_Work instructions_
Among the lines of the material, copy those that hold the string "backbone".
▽
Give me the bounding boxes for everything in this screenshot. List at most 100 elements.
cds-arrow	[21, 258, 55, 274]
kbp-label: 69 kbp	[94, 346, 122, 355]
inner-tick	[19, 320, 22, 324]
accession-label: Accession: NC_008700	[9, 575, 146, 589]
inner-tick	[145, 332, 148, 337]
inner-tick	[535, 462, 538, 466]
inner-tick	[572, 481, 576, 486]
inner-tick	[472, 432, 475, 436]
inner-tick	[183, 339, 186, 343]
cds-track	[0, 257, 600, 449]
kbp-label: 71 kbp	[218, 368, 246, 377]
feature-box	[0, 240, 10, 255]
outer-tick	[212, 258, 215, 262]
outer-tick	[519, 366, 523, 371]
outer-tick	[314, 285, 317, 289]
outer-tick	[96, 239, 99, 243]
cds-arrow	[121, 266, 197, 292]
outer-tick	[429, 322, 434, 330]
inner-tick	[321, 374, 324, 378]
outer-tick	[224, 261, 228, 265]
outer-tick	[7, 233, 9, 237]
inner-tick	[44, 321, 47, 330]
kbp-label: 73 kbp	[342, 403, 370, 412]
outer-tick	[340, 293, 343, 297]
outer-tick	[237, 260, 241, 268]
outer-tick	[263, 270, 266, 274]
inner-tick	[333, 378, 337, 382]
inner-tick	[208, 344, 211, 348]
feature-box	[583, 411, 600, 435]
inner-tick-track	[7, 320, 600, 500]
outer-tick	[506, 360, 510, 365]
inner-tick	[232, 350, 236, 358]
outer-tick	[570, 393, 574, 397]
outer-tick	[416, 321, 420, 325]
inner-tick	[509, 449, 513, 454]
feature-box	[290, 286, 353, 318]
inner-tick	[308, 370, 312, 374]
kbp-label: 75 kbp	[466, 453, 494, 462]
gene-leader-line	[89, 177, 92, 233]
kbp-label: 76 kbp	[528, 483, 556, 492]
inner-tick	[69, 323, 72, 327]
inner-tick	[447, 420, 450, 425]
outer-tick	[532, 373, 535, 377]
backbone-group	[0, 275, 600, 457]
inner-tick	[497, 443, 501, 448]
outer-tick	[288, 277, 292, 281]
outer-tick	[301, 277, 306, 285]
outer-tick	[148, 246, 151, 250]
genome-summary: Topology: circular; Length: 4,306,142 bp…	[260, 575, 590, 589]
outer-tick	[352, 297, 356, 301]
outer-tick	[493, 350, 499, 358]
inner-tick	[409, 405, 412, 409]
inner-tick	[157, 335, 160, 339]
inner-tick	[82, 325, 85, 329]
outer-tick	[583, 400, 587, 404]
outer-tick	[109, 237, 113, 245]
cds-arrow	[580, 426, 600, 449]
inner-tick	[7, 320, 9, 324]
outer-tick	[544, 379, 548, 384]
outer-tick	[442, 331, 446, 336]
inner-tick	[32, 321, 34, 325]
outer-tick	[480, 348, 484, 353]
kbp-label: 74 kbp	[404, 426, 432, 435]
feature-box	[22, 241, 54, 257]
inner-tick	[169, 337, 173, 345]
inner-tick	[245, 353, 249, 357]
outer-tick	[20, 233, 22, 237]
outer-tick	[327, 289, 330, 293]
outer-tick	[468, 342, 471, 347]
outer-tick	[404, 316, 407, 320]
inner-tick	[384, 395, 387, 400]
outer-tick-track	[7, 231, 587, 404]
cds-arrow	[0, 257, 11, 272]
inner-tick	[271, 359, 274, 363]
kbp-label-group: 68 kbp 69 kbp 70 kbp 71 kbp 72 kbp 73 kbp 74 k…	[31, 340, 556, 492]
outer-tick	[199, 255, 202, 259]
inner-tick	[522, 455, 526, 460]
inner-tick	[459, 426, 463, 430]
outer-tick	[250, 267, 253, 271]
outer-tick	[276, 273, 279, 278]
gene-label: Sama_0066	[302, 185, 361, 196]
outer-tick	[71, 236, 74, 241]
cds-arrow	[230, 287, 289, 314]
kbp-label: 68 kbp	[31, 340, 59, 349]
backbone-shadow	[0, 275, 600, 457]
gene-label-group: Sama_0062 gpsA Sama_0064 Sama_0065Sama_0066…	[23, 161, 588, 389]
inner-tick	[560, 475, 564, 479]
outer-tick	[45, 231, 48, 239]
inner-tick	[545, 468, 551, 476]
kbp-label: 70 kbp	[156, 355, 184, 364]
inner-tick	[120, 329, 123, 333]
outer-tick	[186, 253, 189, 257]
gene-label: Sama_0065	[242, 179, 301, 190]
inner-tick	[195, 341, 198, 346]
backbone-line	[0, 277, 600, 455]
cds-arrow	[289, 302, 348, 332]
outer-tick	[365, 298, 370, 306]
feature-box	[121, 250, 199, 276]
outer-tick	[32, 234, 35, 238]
△
_Exercise output_
backbone-group	[0, 275, 600, 457]
backbone-shadow	[0, 275, 600, 457]
backbone-line	[0, 277, 600, 455]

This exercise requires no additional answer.